→ Provided records:
☆ ☆ ☆ ☆ ☆ ☆ ☆
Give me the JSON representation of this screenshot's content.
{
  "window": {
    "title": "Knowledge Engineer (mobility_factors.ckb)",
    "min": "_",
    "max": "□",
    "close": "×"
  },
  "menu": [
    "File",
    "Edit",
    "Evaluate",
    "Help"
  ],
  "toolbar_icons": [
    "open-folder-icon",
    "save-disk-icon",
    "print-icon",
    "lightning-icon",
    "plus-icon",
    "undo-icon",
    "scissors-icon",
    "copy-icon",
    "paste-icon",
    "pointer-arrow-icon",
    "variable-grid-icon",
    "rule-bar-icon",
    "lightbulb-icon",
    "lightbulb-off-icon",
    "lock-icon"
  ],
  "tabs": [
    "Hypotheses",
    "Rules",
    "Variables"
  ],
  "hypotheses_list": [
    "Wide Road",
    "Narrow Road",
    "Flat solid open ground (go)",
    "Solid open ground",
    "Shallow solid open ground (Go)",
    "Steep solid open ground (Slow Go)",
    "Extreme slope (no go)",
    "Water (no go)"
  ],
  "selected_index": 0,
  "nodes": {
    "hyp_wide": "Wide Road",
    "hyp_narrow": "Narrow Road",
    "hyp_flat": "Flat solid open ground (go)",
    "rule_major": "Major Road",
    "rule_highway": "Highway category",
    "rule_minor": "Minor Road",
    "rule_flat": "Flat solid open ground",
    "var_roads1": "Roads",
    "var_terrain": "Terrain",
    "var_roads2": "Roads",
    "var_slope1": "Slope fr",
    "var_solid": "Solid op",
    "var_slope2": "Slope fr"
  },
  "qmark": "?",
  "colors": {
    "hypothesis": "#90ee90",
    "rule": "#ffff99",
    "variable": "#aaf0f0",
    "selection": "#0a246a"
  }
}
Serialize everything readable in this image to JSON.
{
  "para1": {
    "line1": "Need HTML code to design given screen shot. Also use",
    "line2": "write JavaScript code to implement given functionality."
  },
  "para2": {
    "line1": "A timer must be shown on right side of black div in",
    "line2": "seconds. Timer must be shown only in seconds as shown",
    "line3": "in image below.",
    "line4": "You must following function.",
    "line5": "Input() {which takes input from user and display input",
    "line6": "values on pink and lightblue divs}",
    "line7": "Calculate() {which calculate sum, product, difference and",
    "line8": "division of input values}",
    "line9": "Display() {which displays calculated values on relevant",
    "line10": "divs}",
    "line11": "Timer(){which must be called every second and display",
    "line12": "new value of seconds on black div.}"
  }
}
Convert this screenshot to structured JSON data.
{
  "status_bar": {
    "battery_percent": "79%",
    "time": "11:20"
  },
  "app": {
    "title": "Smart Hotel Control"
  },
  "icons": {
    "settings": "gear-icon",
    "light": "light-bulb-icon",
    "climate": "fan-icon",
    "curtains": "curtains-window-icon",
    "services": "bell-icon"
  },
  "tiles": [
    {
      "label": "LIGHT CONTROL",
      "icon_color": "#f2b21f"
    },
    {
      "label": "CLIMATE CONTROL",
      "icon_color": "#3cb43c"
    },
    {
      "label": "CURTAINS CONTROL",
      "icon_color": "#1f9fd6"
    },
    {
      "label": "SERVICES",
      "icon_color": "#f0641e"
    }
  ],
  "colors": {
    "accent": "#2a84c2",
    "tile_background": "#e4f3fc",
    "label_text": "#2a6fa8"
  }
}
☆ ☆ ☆ ☆ ☆ ☆ ☆
→ What is needed:
Repeat only the stretch of lines that begins at the line containing "Convert this screenshot" and ends at the last line above, both included.

→ The response:
Convert this screenshot to structured JSON data.
{
  "status_bar": {
    "battery_percent": "79%",
    "time": "11:20"
  },
  "app": {
    "title": "Smart Hotel Control"
  },
  "icons": {
    "settings": "gear-icon",
    "light": "light-bulb-icon",
    "climate": "fan-icon",
    "curtains": "curtains-window-icon",
    "services": "bell-icon"
  },
  "tiles": [
    {
      "label": "LIGHT CONTROL",
      "icon_color": "#f2b21f"
    },
    {
      "label": "CLIMATE CONTROL",
      "icon_color": "#3cb43c"
    },
    {
      "label": "CURTAINS CONTROL",
      "icon_color": "#1f9fd6"
    },
    {
      "label": "SERVICES",
      "icon_color": "#f0641e"
    }
  ],
  "colors": {
    "accent": "#2a84c2",
    "tile_background": "#e4f3fc",
    "label_text": "#2a6fa8"
  }
}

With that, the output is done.